__Exercise__
Return all the data below as it stands, minus the pictures.

__Saved entries__
..........

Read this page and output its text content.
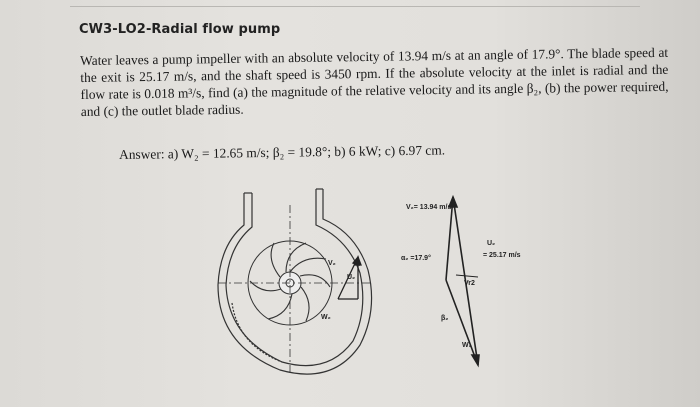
CW3-LO2-Radial flow pump
Water leaves a pump impeller with an absolute velocity of 13.94 m/s at an angle of 17.9°. The blade speed at the exit is 25.17 m/s, and the shaft speed is 3450 rpm. If the absolute velocity at the inlet is radial and the flow rate is 0.018 m³/s, find (a) the magnitude of the relative velocity and its angle β₂, (b) the power required, and (c) the outlet blade radius.
Answer: a) W₂ = 12.65 m/s; β₂ = 19.8°; b) 6 kW; c) 6.97 cm.
V₂
U₂
W₂
V₂= 13.94 m/s
α₂ =17.9°
U₂
= 25.17 m/s
Vr2
β₂
W₂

..........

__Solved exercise__
Read this page and output its text content.
CW3-LO2-Radial flow pump
Water leaves a pump impeller with an absolute velocity of 13.94 m/s at an angle of 17.9°. The blade speed at the exit is 25.17 m/s, and the shaft speed is 3450 rpm. If the absolute velocity at the inlet is radial and the flow rate is 0.018 m³/s, find (a) the magnitude of the relative velocity and its angle β₂, (b) the power required, and (c) the outlet blade radius.
Answer: a) W₂ = 12.65 m/s; β₂ = 19.8°; b) 6 kW; c) 6.97 cm.
V₂
U₂
W₂
V₂= 13.94 m/s
α₂ =17.9°
U₂
= 25.17 m/s
Vr2
β₂
W₂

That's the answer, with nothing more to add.